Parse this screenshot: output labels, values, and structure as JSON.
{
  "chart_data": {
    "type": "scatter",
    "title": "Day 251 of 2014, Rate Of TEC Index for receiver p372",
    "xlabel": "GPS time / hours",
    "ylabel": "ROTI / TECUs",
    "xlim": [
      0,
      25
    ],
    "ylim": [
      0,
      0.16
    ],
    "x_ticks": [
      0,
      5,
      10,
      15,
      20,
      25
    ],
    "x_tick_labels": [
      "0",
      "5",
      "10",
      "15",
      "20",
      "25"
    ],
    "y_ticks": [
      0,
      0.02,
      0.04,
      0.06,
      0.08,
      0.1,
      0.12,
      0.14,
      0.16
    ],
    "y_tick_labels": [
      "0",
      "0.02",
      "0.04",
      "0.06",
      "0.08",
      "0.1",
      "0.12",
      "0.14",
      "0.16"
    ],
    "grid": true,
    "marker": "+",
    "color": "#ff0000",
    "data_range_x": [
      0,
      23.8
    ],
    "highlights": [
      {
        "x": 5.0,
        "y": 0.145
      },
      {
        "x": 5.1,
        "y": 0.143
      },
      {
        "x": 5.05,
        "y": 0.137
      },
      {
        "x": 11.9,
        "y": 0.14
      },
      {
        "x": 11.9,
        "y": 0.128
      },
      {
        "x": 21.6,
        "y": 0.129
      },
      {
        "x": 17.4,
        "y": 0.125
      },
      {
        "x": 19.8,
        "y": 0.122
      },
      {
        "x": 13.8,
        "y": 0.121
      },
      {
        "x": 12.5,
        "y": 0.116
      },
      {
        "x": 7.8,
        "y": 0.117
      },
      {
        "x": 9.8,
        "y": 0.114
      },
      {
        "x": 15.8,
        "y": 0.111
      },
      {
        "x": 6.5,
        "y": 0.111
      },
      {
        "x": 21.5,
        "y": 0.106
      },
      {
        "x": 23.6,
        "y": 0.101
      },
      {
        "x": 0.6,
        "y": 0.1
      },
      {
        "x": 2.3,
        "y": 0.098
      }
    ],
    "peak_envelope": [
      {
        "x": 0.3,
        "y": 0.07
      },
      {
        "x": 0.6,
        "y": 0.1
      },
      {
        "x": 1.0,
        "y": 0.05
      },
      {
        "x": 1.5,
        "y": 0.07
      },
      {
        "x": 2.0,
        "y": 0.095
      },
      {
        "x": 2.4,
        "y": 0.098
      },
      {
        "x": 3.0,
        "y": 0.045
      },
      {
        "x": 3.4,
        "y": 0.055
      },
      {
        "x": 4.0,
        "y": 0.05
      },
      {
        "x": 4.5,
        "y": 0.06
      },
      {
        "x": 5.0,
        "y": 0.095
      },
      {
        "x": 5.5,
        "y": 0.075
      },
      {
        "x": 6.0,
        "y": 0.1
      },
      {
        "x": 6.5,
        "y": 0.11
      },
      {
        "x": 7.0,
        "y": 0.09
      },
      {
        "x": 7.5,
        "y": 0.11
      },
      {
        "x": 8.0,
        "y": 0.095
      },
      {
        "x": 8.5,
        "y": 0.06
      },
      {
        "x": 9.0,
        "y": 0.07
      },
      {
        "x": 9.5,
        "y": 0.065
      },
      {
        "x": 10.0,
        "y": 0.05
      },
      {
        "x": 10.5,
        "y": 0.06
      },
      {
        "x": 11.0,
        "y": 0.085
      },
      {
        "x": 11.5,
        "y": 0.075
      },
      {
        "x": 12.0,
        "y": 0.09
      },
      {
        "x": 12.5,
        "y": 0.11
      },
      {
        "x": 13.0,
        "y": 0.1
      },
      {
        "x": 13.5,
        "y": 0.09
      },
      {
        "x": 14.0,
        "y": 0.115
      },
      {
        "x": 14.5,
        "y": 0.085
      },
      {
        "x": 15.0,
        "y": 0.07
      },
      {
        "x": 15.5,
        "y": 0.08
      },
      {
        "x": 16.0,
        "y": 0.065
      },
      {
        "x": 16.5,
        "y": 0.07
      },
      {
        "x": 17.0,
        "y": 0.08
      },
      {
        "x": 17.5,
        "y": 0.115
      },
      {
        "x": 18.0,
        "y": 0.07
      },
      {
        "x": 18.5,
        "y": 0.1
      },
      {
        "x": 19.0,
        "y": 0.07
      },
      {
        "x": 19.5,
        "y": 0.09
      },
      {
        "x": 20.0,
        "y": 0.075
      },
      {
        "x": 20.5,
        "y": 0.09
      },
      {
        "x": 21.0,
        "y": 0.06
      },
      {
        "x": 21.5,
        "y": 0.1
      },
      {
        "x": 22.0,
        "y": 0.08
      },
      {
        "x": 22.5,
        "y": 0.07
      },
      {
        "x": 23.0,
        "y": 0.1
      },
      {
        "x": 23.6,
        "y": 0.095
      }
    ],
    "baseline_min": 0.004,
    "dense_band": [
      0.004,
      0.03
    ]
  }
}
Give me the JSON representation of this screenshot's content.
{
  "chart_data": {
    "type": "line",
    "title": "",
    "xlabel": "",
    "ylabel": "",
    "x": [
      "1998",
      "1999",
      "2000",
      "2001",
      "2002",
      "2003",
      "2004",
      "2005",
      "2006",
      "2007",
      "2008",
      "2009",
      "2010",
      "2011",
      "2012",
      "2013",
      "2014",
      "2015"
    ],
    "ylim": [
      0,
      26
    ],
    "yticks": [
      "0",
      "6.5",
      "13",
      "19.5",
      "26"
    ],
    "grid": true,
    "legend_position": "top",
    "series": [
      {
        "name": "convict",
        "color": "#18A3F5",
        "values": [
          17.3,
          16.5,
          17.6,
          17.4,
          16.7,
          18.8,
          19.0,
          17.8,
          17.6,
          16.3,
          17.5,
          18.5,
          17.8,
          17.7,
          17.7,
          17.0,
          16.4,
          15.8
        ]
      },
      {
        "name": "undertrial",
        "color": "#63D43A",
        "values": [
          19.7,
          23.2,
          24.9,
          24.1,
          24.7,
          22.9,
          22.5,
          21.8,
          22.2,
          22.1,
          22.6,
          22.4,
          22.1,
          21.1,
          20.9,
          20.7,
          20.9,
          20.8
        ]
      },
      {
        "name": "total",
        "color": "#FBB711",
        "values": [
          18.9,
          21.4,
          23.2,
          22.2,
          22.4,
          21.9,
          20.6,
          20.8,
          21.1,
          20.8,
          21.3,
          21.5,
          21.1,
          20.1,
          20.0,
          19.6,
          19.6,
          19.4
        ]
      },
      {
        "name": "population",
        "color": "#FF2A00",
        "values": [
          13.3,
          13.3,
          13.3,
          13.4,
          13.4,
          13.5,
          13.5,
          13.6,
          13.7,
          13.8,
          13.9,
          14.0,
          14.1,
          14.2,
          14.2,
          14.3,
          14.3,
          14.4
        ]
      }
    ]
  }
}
————————
Look above for every line with the word "screenshot" and copy it.

Parse this screenshot: output labels, values, and structure as JSON.
Give me the JSON representation of this screenshot's content.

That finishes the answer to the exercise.